_Your goal_: Each record must be retyped in full. No character may differ.

_Data for this task_:
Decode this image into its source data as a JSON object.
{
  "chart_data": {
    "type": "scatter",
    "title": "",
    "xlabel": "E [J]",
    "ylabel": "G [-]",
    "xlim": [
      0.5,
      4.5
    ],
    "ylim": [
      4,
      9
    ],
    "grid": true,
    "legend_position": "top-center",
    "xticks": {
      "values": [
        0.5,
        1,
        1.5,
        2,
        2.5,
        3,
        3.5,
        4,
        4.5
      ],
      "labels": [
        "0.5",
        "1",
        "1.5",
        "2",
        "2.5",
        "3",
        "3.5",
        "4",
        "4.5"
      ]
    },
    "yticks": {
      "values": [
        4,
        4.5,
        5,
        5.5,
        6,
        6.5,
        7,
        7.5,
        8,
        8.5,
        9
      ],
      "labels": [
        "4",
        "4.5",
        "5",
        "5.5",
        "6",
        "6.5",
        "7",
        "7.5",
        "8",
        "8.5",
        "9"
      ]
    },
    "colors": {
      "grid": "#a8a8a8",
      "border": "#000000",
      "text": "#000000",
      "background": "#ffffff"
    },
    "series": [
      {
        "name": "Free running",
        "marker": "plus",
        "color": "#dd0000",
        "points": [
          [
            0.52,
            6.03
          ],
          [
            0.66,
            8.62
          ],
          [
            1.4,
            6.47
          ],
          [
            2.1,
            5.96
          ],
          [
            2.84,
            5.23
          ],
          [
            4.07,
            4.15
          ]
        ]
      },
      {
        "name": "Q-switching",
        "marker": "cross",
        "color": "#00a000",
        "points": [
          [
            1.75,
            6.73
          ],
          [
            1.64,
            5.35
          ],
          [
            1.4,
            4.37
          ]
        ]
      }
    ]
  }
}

_Correct answer_:
Decode this image into its source data as a JSON object.
{
  "chart_data": {
    "type": "scatter",
    "title": "",
    "xlabel": "E [J]",
    "ylabel": "G [-]",
    "xlim": [
      0.5,
      4.5
    ],
    "ylim": [
      4,
      9
    ],
    "grid": true,
    "legend_position": "top-center",
    "xticks": {
      "values": [
        0.5,
        1,
        1.5,
        2,
        2.5,
        3,
        3.5,
        4,
        4.5
      ],
      "labels": [
        "0.5",
        "1",
        "1.5",
        "2",
        "2.5",
        "3",
        "3.5",
        "4",
        "4.5"
      ]
    },
    "yticks": {
      "values": [
        4,
        4.5,
        5,
        5.5,
        6,
        6.5,
        7,
        7.5,
        8,
        8.5,
        9
      ],
      "labels": [
        "4",
        "4.5",
        "5",
        "5.5",
        "6",
        "6.5",
        "7",
        "7.5",
        "8",
        "8.5",
        "9"
      ]
    },
    "colors": {
      "grid": "#a8a8a8",
      "border": "#000000",
      "text": "#000000",
      "background": "#ffffff"
    },
    "series": [
      {
        "name": "Free running",
        "marker": "plus",
        "color": "#dd0000",
        "points": [
          [
            0.52,
            6.03
          ],
          [
            0.66,
            8.62
          ],
          [
            1.4,
            6.47
          ],
          [
            2.1,
            5.96
          ],
          [
            2.84,
            5.23
          ],
          [
            4.07,
            4.15
          ]
        ]
      },
      {
        "name": "Q-switching",
        "marker": "cross",
        "color": "#00a000",
        "points": [
          [
            1.75,
            6.73
          ],
          [
            1.64,
            5.35
          ],
          [
            1.4,
            4.37
          ]
        ]
      }
    ]
  }
}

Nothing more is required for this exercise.